JOB —
Collect from the data below each line with "전기모집".

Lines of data

<<<<

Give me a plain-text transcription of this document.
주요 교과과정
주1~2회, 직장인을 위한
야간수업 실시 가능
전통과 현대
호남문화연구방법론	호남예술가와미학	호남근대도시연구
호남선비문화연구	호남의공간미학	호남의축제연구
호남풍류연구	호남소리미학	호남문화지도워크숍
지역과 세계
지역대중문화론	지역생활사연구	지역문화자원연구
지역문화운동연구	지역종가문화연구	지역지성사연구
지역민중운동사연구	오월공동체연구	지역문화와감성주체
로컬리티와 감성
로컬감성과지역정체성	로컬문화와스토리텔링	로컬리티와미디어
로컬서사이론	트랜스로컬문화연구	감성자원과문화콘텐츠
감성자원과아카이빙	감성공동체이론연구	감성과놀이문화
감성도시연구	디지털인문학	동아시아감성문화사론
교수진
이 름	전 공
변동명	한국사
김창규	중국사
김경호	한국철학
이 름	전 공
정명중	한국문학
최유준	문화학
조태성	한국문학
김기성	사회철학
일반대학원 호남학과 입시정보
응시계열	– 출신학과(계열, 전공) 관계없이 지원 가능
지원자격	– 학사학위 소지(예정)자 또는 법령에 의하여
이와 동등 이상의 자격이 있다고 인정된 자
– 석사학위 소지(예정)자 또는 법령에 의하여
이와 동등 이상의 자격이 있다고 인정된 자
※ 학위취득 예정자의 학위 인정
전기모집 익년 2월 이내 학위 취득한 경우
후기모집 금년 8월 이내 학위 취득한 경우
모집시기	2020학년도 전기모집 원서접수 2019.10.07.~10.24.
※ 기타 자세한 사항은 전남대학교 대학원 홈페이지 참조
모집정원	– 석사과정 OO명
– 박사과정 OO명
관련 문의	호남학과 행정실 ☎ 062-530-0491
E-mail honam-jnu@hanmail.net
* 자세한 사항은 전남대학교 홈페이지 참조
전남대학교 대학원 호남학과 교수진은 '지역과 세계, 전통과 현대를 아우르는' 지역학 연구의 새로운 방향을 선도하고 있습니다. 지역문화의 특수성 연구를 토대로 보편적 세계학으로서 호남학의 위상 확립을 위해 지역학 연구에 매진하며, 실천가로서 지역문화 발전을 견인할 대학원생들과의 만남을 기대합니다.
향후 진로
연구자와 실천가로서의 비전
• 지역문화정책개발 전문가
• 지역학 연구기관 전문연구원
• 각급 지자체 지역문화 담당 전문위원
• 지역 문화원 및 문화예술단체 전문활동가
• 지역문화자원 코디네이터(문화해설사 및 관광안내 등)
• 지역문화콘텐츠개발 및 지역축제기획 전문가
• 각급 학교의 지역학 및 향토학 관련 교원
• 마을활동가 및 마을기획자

>>>>

SOLUTION FOR THIS EXERCISE —
전기모집 익년 2월 이내 학위 취득한 경우
모집시기	2020학년도 전기모집 원서접수 2019.10.07.~10.24.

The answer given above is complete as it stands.